● Task details
Say how many lines contain "зданий", using only the number.

● Available data

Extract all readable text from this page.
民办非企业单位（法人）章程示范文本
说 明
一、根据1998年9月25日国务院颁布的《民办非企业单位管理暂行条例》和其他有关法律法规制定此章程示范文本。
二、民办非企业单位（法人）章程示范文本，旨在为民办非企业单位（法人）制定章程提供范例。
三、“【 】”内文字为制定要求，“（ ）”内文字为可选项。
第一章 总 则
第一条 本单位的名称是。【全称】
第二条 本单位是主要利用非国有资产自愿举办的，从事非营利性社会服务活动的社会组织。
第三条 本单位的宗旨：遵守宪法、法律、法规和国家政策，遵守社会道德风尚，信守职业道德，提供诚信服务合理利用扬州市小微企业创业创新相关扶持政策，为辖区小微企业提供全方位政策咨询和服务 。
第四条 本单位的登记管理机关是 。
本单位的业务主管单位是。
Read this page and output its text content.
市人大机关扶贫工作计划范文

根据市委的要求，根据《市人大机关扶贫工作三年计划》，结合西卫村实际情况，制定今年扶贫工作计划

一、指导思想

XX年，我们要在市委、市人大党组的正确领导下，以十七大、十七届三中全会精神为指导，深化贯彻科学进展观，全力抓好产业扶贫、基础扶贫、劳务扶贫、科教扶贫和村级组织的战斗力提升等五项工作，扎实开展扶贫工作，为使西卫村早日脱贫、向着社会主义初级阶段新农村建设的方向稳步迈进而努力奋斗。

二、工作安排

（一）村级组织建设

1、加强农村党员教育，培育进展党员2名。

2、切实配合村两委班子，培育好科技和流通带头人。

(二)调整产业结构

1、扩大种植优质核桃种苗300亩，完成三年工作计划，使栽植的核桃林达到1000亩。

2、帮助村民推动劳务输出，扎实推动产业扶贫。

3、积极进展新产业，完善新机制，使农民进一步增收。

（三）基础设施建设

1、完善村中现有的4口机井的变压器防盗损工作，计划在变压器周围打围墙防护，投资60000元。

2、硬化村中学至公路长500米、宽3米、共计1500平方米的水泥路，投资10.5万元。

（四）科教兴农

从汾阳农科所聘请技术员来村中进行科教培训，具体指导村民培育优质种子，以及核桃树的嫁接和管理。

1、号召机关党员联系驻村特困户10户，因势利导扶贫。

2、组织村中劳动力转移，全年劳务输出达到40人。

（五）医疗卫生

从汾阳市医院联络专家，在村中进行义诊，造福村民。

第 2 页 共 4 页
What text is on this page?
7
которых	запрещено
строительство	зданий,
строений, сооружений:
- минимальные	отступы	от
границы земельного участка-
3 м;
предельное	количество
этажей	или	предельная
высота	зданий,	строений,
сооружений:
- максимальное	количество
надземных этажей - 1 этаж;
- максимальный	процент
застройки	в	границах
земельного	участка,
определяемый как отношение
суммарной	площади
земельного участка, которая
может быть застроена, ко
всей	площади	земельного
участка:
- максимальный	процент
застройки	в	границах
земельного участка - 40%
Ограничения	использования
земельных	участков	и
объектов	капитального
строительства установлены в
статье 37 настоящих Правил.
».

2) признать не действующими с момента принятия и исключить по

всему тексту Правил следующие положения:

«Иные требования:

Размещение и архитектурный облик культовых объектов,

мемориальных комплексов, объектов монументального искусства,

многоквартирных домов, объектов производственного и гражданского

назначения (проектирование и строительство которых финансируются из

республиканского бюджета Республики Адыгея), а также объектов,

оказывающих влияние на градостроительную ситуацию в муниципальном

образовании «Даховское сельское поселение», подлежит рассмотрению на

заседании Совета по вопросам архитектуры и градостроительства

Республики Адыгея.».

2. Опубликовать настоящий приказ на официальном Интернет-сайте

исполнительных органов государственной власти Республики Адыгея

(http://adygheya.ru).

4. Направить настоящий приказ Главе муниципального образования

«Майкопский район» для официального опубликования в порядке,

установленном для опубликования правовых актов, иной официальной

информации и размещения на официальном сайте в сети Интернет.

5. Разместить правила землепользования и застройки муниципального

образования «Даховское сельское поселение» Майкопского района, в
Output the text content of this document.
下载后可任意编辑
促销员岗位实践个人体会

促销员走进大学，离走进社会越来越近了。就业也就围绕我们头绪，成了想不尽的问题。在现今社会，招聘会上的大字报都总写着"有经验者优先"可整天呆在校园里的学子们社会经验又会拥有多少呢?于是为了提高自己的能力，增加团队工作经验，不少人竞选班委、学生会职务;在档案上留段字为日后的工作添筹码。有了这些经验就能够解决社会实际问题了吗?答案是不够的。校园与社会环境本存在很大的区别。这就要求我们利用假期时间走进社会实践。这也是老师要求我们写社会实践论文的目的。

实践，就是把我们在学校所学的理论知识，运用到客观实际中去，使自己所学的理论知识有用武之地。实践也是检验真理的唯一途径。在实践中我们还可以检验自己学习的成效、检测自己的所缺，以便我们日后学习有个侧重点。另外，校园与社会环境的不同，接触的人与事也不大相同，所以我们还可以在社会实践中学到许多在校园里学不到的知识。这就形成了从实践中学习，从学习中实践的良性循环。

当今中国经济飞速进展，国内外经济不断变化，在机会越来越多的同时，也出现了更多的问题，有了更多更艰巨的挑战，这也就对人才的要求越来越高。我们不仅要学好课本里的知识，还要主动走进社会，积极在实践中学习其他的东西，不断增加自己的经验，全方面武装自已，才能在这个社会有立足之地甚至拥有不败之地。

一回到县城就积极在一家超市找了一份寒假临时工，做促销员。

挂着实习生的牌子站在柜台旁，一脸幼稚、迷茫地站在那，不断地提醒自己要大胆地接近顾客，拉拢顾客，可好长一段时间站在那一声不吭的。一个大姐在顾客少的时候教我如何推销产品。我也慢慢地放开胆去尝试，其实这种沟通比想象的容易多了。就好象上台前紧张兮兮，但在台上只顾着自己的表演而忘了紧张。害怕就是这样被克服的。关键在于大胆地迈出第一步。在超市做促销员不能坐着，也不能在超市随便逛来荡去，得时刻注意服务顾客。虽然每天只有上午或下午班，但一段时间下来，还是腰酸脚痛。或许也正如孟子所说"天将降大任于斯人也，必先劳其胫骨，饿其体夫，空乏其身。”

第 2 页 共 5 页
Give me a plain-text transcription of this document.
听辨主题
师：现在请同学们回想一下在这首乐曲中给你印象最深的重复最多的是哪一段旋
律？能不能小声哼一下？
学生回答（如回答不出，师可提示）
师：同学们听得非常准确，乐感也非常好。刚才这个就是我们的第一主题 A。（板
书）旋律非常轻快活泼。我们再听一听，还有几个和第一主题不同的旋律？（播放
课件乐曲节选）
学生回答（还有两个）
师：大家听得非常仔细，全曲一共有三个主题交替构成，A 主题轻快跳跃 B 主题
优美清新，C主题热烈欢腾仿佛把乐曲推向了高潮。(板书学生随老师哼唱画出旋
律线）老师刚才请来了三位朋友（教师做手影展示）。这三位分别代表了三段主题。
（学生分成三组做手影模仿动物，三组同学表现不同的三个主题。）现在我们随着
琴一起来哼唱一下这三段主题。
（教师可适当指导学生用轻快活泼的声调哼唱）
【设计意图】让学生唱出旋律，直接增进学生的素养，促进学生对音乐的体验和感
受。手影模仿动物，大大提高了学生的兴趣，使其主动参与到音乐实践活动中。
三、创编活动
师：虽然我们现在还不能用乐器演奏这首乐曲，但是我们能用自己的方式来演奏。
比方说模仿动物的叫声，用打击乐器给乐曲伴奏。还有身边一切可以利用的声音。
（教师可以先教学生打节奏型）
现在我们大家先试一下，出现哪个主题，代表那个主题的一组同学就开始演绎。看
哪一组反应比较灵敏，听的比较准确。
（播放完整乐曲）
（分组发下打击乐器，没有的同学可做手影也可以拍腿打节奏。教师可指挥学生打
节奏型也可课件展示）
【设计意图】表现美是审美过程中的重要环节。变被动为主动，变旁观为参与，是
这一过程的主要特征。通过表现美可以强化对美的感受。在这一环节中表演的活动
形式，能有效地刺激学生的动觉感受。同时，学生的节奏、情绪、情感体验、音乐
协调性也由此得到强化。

● Answer to the problem
2